■ What is needed: Search the records below for the word "JSON". Pull out each line that has it.

■ Data excerpts:
——

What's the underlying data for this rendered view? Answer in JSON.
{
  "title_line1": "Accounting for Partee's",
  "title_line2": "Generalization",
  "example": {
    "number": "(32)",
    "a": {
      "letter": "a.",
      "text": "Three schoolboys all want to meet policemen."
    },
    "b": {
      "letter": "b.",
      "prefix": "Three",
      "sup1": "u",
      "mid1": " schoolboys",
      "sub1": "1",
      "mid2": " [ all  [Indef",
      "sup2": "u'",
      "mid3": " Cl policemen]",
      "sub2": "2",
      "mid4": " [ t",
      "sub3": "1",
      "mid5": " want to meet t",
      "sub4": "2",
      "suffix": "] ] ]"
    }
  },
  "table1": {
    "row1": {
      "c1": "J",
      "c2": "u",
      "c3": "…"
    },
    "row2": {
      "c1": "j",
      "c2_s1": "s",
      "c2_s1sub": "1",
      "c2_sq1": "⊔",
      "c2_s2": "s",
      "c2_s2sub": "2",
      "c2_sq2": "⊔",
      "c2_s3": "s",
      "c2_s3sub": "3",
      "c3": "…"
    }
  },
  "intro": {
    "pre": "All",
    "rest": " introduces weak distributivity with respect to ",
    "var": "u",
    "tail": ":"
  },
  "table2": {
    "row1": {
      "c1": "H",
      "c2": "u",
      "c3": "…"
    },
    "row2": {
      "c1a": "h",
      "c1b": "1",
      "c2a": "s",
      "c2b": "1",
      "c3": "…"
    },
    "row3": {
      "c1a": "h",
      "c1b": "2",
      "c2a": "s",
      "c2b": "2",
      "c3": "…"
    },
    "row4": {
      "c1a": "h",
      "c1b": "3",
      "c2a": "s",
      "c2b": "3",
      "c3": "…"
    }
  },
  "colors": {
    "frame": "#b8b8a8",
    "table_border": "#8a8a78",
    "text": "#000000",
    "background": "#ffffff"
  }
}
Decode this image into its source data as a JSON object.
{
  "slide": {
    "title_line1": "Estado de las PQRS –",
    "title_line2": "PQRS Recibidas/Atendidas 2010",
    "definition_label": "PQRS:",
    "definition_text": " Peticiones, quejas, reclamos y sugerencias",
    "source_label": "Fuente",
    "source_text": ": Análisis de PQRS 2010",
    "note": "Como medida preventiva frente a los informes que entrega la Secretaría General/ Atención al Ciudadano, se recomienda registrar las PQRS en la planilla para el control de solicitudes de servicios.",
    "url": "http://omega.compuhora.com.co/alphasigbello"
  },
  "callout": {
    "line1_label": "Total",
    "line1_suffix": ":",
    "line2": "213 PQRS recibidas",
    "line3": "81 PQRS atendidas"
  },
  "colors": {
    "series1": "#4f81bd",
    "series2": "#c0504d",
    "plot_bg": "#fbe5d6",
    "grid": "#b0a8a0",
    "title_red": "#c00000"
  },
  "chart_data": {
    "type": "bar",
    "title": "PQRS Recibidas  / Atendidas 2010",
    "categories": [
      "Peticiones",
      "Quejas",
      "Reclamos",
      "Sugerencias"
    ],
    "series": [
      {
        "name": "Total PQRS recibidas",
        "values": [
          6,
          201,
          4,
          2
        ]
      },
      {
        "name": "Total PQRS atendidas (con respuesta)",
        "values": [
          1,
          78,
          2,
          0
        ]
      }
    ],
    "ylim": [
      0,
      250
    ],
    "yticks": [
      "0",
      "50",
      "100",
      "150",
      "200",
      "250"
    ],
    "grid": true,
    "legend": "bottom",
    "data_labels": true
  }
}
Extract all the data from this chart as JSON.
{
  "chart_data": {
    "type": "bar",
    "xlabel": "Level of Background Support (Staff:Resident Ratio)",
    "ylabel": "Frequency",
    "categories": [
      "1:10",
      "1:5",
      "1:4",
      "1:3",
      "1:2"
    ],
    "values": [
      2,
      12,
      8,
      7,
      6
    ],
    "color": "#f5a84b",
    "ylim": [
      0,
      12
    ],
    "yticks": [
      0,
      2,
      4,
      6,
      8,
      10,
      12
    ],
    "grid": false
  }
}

——

■ Solution to the problem:
What's the underlying data for this rendered view? Answer in JSON.
Decode this image into its source data as a JSON object.
Extract all the data from this chart as JSON.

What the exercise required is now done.